Task details:
Restate the material word for word and leave out anything that is a picture.

::: Data entries

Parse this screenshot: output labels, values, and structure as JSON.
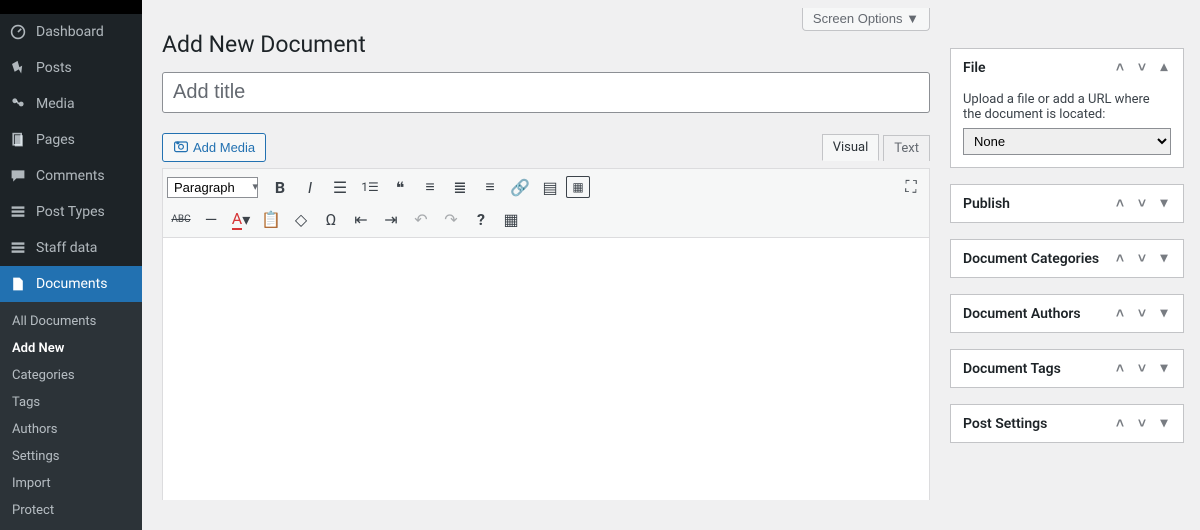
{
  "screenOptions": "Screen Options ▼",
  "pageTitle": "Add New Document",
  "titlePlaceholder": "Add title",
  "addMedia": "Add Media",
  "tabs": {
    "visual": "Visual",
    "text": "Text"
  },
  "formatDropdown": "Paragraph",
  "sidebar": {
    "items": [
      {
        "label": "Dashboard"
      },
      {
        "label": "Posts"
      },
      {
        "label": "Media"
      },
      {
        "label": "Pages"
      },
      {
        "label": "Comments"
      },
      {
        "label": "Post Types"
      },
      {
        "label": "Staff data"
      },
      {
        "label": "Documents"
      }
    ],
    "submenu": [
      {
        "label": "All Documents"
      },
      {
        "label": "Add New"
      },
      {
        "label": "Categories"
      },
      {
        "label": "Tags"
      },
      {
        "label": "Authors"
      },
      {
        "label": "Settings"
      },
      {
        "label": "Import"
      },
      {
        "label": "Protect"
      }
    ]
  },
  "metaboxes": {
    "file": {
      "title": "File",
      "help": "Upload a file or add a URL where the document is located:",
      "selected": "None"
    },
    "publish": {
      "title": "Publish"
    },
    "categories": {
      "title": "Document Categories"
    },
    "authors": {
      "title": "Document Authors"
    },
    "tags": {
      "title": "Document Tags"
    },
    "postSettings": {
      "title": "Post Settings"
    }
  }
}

::::::

Answer to the problem:
Parse this screenshot: output labels, values, and structure as JSON.
{
  "screenOptions": "Screen Options ▼",
  "pageTitle": "Add New Document",
  "titlePlaceholder": "Add title",
  "addMedia": "Add Media",
  "tabs": {
    "visual": "Visual",
    "text": "Text"
  },
  "formatDropdown": "Paragraph",
  "sidebar": {
    "items": [
      {
        "label": "Dashboard"
      },
      {
        "label": "Posts"
      },
      {
        "label": "Media"
      },
      {
        "label": "Pages"
      },
      {
        "label": "Comments"
      },
      {
        "label": "Post Types"
      },
      {
        "label": "Staff data"
      },
      {
        "label": "Documents"
      }
    ],
    "submenu": [
      {
        "label": "All Documents"
      },
      {
        "label": "Add New"
      },
      {
        "label": "Categories"
      },
      {
        "label": "Tags"
      },
      {
        "label": "Authors"
      },
      {
        "label": "Settings"
      },
      {
        "label": "Import"
      },
      {
        "label": "Protect"
      }
    ]
  },
  "metaboxes": {
    "file": {
      "title": "File",
      "help": "Upload a file or add a URL where the document is located:",
      "selected": "None"
    },
    "publish": {
      "title": "Publish"
    },
    "categories": {
      "title": "Document Categories"
    },
    "authors": {
      "title": "Document Authors"
    },
    "tags": {
      "title": "Document Tags"
    },
    "postSettings": {
      "title": "Post Settings"
    }
  }
}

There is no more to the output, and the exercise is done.